> GIVEN INFORMATION:
──────

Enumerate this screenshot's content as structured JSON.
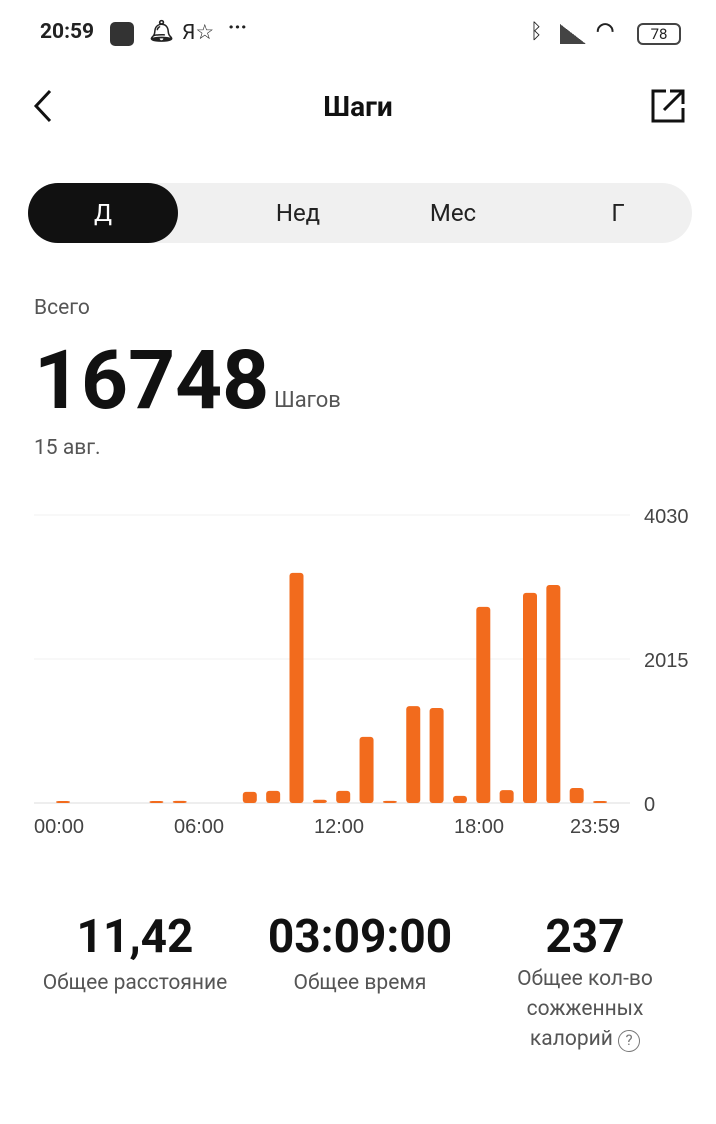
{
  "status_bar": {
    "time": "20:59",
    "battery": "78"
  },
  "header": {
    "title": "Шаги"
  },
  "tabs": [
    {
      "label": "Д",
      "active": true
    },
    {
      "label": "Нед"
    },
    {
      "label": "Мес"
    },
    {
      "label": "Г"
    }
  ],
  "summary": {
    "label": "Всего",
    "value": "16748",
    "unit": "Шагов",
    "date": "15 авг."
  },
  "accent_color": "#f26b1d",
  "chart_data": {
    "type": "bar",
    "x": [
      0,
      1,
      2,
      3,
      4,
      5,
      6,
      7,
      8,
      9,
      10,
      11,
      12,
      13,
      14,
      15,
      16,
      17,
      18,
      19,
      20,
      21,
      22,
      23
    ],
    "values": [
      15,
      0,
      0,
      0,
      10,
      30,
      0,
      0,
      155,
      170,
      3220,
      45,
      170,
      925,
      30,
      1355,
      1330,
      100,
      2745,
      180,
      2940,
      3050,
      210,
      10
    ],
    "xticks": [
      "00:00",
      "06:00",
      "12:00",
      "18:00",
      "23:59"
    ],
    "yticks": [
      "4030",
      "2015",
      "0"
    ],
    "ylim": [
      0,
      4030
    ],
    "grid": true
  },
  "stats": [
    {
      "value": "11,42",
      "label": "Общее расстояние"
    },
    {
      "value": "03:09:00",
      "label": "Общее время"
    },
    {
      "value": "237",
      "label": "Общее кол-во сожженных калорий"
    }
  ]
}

──────

> TASK DIRECTIONS: Transcribe the whole listing exactly. Pictures are excluded.

> RESULT:
Enumerate this screenshot's content as structured JSON.
{
  "status_bar": {
    "time": "20:59",
    "battery": "78"
  },
  "header": {
    "title": "Шаги"
  },
  "tabs": [
    {
      "label": "Д",
      "active": true
    },
    {
      "label": "Нед"
    },
    {
      "label": "Мес"
    },
    {
      "label": "Г"
    }
  ],
  "summary": {
    "label": "Всего",
    "value": "16748",
    "unit": "Шагов",
    "date": "15 авг."
  },
  "accent_color": "#f26b1d",
  "chart_data": {
    "type": "bar",
    "x": [
      0,
      1,
      2,
      3,
      4,
      5,
      6,
      7,
      8,
      9,
      10,
      11,
      12,
      13,
      14,
      15,
      16,
      17,
      18,
      19,
      20,
      21,
      22,
      23
    ],
    "values": [
      15,
      0,
      0,
      0,
      10,
      30,
      0,
      0,
      155,
      170,
      3220,
      45,
      170,
      925,
      30,
      1355,
      1330,
      100,
      2745,
      180,
      2940,
      3050,
      210,
      10
    ],
    "xticks": [
      "00:00",
      "06:00",
      "12:00",
      "18:00",
      "23:59"
    ],
    "yticks": [
      "4030",
      "2015",
      "0"
    ],
    "ylim": [
      0,
      4030
    ],
    "grid": true
  },
  "stats": [
    {
      "value": "11,42",
      "label": "Общее расстояние"
    },
    {
      "value": "03:09:00",
      "label": "Общее время"
    },
    {
      "value": "237",
      "label": "Общее кол-во сожженных калорий"
    }
  ]
}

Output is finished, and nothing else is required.